* [OBJECTIVE]: Search the records for "image" and copy each line that holds it.

* [ENTRIES]:
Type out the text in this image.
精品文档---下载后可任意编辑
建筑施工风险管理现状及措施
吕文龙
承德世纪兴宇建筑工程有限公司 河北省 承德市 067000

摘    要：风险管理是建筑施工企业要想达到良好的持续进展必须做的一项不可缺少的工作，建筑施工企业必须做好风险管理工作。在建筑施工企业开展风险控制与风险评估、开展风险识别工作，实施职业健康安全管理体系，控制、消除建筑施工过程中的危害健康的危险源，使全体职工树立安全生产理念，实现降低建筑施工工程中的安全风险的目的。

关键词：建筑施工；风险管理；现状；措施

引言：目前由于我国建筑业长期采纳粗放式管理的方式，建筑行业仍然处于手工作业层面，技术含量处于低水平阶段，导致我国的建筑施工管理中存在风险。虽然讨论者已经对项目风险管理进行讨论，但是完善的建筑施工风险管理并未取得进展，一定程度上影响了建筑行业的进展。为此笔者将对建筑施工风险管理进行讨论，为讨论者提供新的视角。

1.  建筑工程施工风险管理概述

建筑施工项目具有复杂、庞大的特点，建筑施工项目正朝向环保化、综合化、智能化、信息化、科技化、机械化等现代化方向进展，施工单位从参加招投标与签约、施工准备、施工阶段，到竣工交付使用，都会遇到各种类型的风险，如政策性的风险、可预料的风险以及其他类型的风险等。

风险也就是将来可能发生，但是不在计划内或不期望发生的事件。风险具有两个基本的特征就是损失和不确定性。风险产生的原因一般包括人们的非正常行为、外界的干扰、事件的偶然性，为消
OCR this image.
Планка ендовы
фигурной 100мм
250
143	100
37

* [FINISHED TASK]:
Type out the text in this image.
OCR this image.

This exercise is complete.